Element and coordinate entries:
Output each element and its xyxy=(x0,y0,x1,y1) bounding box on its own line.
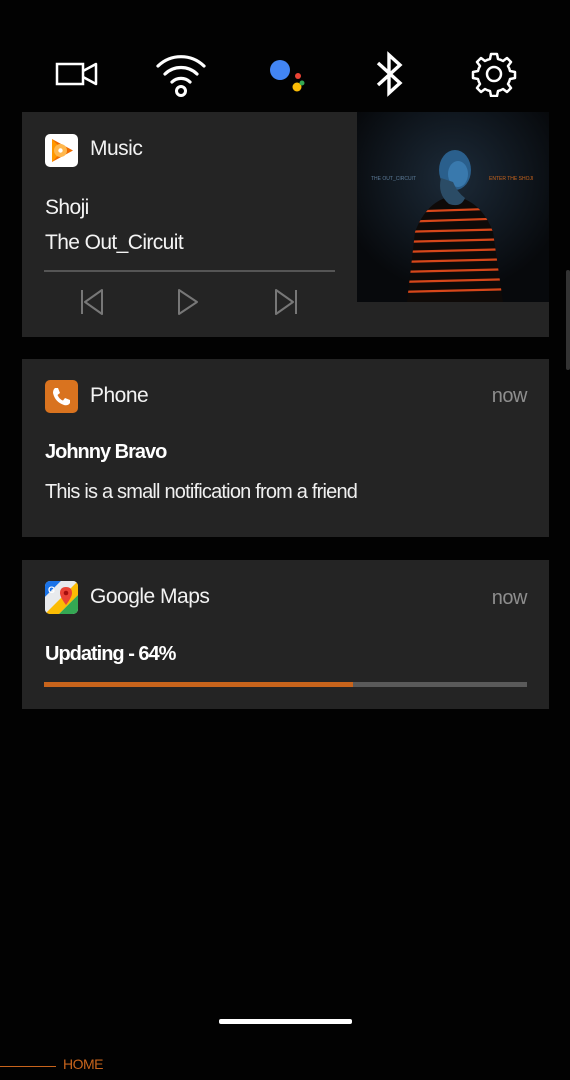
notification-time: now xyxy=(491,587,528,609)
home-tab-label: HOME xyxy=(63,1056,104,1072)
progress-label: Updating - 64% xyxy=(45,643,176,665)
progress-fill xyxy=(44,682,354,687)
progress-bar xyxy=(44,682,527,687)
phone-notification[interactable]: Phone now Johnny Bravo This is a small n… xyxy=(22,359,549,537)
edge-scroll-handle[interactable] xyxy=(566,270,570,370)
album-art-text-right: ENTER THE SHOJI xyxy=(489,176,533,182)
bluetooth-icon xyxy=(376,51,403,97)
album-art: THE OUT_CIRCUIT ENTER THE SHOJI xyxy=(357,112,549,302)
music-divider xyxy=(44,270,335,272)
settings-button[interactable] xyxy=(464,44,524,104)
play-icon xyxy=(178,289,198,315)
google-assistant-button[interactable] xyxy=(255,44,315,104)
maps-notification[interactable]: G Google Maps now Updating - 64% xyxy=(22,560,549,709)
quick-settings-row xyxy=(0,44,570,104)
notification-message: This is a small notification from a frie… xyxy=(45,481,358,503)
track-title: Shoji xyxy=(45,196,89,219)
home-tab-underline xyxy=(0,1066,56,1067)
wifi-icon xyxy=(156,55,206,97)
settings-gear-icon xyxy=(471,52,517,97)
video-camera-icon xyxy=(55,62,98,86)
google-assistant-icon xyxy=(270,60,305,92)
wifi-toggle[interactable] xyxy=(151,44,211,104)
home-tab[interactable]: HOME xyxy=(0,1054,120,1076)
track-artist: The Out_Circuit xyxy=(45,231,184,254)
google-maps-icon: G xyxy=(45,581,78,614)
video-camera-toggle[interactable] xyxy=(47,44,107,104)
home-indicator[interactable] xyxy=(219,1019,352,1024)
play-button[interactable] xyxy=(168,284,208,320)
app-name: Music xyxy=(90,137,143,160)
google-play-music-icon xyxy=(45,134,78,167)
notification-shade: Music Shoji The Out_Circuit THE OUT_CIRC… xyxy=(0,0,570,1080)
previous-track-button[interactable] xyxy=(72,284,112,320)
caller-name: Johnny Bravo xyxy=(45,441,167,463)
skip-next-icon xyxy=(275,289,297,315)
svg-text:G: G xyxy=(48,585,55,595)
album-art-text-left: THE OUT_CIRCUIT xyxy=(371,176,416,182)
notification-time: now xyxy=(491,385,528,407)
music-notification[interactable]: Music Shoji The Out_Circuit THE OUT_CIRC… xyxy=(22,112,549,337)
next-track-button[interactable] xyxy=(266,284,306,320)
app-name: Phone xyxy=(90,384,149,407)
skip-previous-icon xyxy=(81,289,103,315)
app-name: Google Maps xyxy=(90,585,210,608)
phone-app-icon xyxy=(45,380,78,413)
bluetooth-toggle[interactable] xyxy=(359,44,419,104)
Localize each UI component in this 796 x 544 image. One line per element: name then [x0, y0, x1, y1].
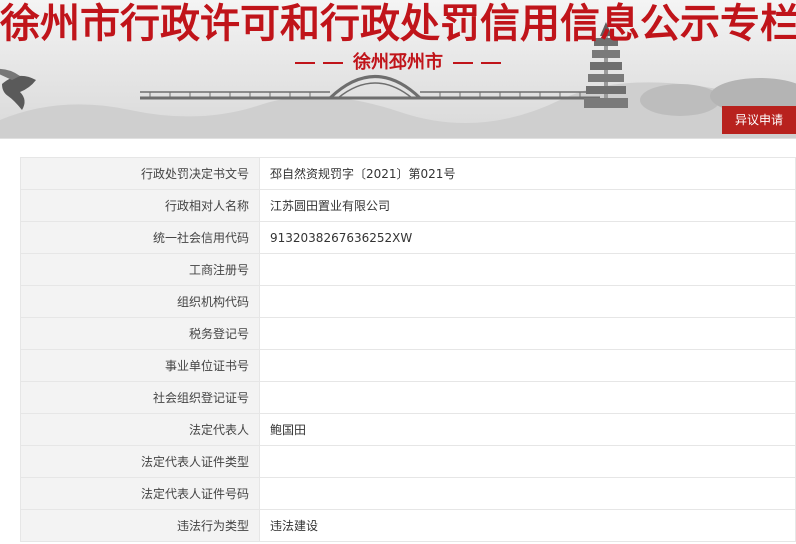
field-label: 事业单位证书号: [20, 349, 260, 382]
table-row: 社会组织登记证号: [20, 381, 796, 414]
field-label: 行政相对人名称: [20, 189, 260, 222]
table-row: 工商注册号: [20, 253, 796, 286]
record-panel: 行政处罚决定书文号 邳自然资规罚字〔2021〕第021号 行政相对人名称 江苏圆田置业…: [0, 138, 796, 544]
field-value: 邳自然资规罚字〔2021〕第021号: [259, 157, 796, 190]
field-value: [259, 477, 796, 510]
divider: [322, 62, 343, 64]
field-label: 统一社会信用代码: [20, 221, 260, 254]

◆ Objective: Rewrite all of the entries above, putting "timestamp-label" wherever "notification-time" appears and keeping everything else the same. Omit the pictures from your answer.

◆ Correct response:
Output each element and its xyxy=(x0,y0,x1,y1) bounding box on its own line.
timestamp-label: now xyxy=(491,587,528,609)
home-tab-label: HOME xyxy=(63,1056,104,1072)
progress-label: Updating - 64% xyxy=(45,643,176,665)
progress-fill xyxy=(44,682,354,687)
progress-bar xyxy=(44,682,527,687)
phone-notification[interactable]: Phone now Johnny Bravo This is a small n… xyxy=(22,359,549,537)
edge-scroll-handle[interactable] xyxy=(566,270,570,370)
album-art-text-right: ENTER THE SHOJI xyxy=(489,176,533,182)
bluetooth-icon xyxy=(376,51,403,97)
album-art: THE OUT_CIRCUIT ENTER THE SHOJI xyxy=(357,112,549,302)
music-divider xyxy=(44,270,335,272)
settings-button[interactable] xyxy=(464,44,524,104)
play-icon xyxy=(178,289,198,315)
google-assistant-button[interactable] xyxy=(255,44,315,104)
maps-notification[interactable]: G Google Maps now Updating - 64% xyxy=(22,560,549,709)
quick-settings-row xyxy=(0,44,570,104)
notification-message: This is a small notification from a frie… xyxy=(45,481,358,503)
track-title: Shoji xyxy=(45,196,89,219)
home-tab-underline xyxy=(0,1066,56,1067)
wifi-icon xyxy=(156,55,206,97)
settings-gear-icon xyxy=(471,52,517,97)
video-camera-icon xyxy=(55,62,98,86)
google-assistant-icon xyxy=(270,60,305,92)
wifi-toggle[interactable] xyxy=(151,44,211,104)
home-tab[interactable]: HOME xyxy=(0,1054,120,1076)
track-artist: The Out_Circuit xyxy=(45,231,184,254)
google-maps-icon: G xyxy=(45,581,78,614)
video-camera-toggle[interactable] xyxy=(47,44,107,104)
home-indicator[interactable] xyxy=(219,1019,352,1024)
play-button[interactable] xyxy=(168,284,208,320)
app-name: Music xyxy=(90,137,143,160)
google-play-music-icon xyxy=(45,134,78,167)
notification-shade: Music Shoji The Out_Circuit THE OUT_CIRC… xyxy=(0,0,570,1080)
previous-track-button[interactable] xyxy=(72,284,112,320)
caller-name: Johnny Bravo xyxy=(45,441,167,463)
skip-next-icon xyxy=(275,289,297,315)
svg-text:G: G xyxy=(48,585,55,595)
album-art-text-left: THE OUT_CIRCUIT xyxy=(371,176,416,182)
timestamp-label: now xyxy=(491,385,528,407)
music-notification[interactable]: Music Shoji The Out_Circuit THE OUT_CIRC… xyxy=(22,112,549,337)
next-track-button[interactable] xyxy=(266,284,306,320)
app-name: Phone xyxy=(90,384,149,407)
skip-previous-icon xyxy=(81,289,103,315)
app-name: Google Maps xyxy=(90,585,210,608)
phone-app-icon xyxy=(45,380,78,413)
bluetooth-toggle[interactable] xyxy=(359,44,419,104)
Localize each UI component in this 796 x 544 image. One line per element: name then [x0, y0, x1, y1].
field-label: 事业单位证书号: [20, 349, 260, 382]
table-row: 社会组织登记证号: [20, 381, 796, 414]
field-label: 行政相对人名称: [20, 189, 260, 222]
table-row: 工商注册号: [20, 253, 796, 286]
record-panel: 行政处罚决定书文号 邳自然资规罚字〔2021〕第021号 行政相对人名称 江苏圆田置业…: [0, 138, 796, 544]
field-value: 邳自然资规罚字〔2021〕第021号: [259, 157, 796, 190]
field-value: [259, 477, 796, 510]
divider: [322, 62, 343, 64]
field-label: 统一社会信用代码: [20, 221, 260, 254]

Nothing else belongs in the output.